▶ [Your goal]: Reproduce the passage on the find command word for word, starting at "Example 8 Here" and ending at "in the file?".

Example 6 Perhaps the most confusing tests of all are those made on a file's access permissions. This example isn't too bad, it looks for an exact match on the permissions 644 (which would be represented symbolically by ls -l as rw-r--r--:
$ find ~ -perm 644

Example 7 Here we look for files that are writeable by anybody (that is, either the owner, the group, or rest-of-world). The two examples are equivalent; the first uses the traditional octal notation, the second uses the same symbolic notation for representing permissions that chmod uses:
$ find ~ -perm -222
$ find ~ -perm -ugo=w

Example 8 Here we look for files that are writeable by everybody (that is, by the owner and the group and the rest-of-world):
$ find ~ -perm /222
$ find ~ -perm /ugo=w

Example 9 So far we've just used the default -print action of find to display the names of the matching files. Here's an example that uses the -exec option to move all matching files into a backup directory. There are a couple of points to note here. First, the notation {} gets replaced by the full pathname of the matching file, and the ';' is used to mark the end of the command that follows -exec. Remember: ';' is also a shell metacharacter, so we need to put the backslash in front to prevent the shell interpreting it.
$ find ~ -mtime +365 -exec mv {} /tmp/mybackup \;

Never mind the file name, what's in the file?

▶ [Provided records]:
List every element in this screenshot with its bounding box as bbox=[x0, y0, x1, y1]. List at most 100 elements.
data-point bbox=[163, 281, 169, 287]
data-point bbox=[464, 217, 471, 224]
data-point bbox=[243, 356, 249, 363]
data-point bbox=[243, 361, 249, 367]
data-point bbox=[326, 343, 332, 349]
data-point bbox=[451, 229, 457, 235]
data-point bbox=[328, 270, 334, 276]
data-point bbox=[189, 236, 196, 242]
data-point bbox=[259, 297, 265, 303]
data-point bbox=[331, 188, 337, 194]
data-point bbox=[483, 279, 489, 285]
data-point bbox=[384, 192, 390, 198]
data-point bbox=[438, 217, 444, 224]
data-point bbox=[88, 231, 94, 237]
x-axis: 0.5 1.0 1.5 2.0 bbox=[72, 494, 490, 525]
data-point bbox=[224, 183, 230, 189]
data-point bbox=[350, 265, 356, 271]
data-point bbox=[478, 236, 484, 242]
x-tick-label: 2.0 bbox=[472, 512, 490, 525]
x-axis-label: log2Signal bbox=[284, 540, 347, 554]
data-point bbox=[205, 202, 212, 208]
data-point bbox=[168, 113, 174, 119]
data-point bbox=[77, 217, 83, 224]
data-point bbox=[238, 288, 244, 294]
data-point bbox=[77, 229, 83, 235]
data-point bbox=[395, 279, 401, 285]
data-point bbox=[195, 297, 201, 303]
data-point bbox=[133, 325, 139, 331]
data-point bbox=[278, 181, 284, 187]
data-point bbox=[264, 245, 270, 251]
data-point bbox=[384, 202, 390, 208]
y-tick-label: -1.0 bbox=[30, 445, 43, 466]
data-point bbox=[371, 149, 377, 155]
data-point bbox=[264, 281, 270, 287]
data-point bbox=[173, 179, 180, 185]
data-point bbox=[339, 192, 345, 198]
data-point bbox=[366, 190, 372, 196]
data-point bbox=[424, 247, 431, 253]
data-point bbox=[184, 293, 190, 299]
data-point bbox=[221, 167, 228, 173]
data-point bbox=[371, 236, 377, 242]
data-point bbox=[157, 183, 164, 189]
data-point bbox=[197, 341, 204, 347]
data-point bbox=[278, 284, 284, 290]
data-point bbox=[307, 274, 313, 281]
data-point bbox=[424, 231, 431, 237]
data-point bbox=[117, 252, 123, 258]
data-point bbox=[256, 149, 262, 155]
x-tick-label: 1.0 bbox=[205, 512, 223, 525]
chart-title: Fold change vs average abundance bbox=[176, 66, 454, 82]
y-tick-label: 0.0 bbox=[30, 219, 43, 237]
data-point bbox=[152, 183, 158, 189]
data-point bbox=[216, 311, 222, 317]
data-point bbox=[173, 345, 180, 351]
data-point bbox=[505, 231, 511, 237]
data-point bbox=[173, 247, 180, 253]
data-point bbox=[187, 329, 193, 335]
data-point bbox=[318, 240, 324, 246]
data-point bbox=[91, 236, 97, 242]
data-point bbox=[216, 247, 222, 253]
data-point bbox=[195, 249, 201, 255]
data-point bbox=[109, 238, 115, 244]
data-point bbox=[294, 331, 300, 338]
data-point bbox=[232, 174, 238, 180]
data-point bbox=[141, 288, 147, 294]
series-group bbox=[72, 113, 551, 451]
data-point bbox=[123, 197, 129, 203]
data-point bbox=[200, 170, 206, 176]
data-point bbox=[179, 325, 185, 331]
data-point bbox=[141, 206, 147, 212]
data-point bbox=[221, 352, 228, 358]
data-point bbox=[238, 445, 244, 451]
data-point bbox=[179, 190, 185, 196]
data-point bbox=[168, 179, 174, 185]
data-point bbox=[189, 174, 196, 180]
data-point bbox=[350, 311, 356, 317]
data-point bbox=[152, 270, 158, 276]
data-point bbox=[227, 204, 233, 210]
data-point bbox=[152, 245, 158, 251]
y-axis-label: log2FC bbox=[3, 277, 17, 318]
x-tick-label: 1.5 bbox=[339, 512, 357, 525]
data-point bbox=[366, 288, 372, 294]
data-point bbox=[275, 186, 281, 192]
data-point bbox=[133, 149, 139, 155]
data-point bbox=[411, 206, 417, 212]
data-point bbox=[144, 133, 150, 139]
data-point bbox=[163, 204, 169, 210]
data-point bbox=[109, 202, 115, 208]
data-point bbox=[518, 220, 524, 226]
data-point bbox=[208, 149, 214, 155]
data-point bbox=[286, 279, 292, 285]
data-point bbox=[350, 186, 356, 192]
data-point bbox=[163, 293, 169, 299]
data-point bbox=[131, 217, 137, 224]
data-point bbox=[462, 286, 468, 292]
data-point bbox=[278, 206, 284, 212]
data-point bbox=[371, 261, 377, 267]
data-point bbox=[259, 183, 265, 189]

▶ [Solution to this exercise]:
Example 8 Here we look for files that are writeable by everybody (that is, by the owner and the group and the rest-of-world):
$ find ~ -perm /222
$ find ~ -perm /ugo=w

Example 9 So far we've just used the default -print action of find to display the names of the matching files. Here's an example that uses the -exec option to move all matching files into a backup directory. There are a couple of points to note here. First, the notation {} gets replaced by the full pathname of the matching file, and the ';' is used to mark the end of the command that follows -exec. Remember: ';' is also a shell metacharacter, so we need to put the backslash in front to prevent the shell interpreting it.
$ find ~ -mtime +365 -exec mv {} /tmp/mybackup \;

Never mind the file name, what's in the file?